Chart and figure data:
□ □ □
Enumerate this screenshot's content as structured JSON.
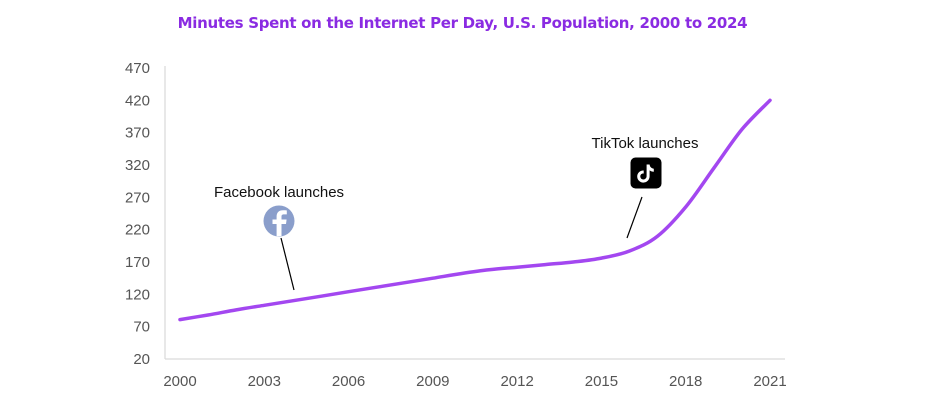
{
  "chart_data": {
    "type": "line",
    "title": "Minutes Spent on the Internet Per Day, U.S. Population, 2000 to 2024",
    "xlabel": "",
    "ylabel": "",
    "x_ticks": [
      "2000",
      "2003",
      "2006",
      "2009",
      "2012",
      "2015",
      "2018",
      "2021"
    ],
    "y_ticks": [
      470,
      420,
      370,
      320,
      270,
      220,
      170,
      120,
      70,
      20
    ],
    "xlim": [
      2000,
      2021
    ],
    "ylim": [
      20,
      470
    ],
    "grid": false,
    "line_color": "#a347f0",
    "series": [
      {
        "x": [
          2000,
          2001,
          2002,
          2003,
          2004,
          2005,
          2006,
          2007,
          2008,
          2009,
          2010,
          2011,
          2012,
          2013,
          2014,
          2015,
          2016,
          2017,
          2018,
          2019,
          2020,
          2021
        ],
        "values": [
          81,
          88,
          96,
          103,
          110,
          117,
          124,
          131,
          138,
          145,
          152,
          158,
          162,
          166,
          170,
          176,
          187,
          210,
          255,
          315,
          375,
          420
        ]
      }
    ],
    "annotations": [
      {
        "text": "Facebook launches",
        "icon": "facebook-icon",
        "x": 2004,
        "y": 110,
        "color": "#8a9ecb"
      },
      {
        "text": "TikTok launches",
        "icon": "tiktok-icon",
        "x": 2016,
        "y": 188,
        "color": "#000000"
      }
    ]
  }
}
□ □ □
Job: Transcribe every record above exactly, leaving out the pictures.

Output below:
Enumerate this screenshot's content as structured JSON.
{
  "chart_data": {
    "type": "line",
    "title": "Minutes Spent on the Internet Per Day, U.S. Population, 2000 to 2024",
    "xlabel": "",
    "ylabel": "",
    "x_ticks": [
      "2000",
      "2003",
      "2006",
      "2009",
      "2012",
      "2015",
      "2018",
      "2021"
    ],
    "y_ticks": [
      470,
      420,
      370,
      320,
      270,
      220,
      170,
      120,
      70,
      20
    ],
    "xlim": [
      2000,
      2021
    ],
    "ylim": [
      20,
      470
    ],
    "grid": false,
    "line_color": "#a347f0",
    "series": [
      {
        "x": [
          2000,
          2001,
          2002,
          2003,
          2004,
          2005,
          2006,
          2007,
          2008,
          2009,
          2010,
          2011,
          2012,
          2013,
          2014,
          2015,
          2016,
          2017,
          2018,
          2019,
          2020,
          2021
        ],
        "values": [
          81,
          88,
          96,
          103,
          110,
          117,
          124,
          131,
          138,
          145,
          152,
          158,
          162,
          166,
          170,
          176,
          187,
          210,
          255,
          315,
          375,
          420
        ]
      }
    ],
    "annotations": [
      {
        "text": "Facebook launches",
        "icon": "facebook-icon",
        "x": 2004,
        "y": 110,
        "color": "#8a9ecb"
      },
      {
        "text": "TikTok launches",
        "icon": "tiktok-icon",
        "x": 2016,
        "y": 188,
        "color": "#000000"
      }
    ]
  }
}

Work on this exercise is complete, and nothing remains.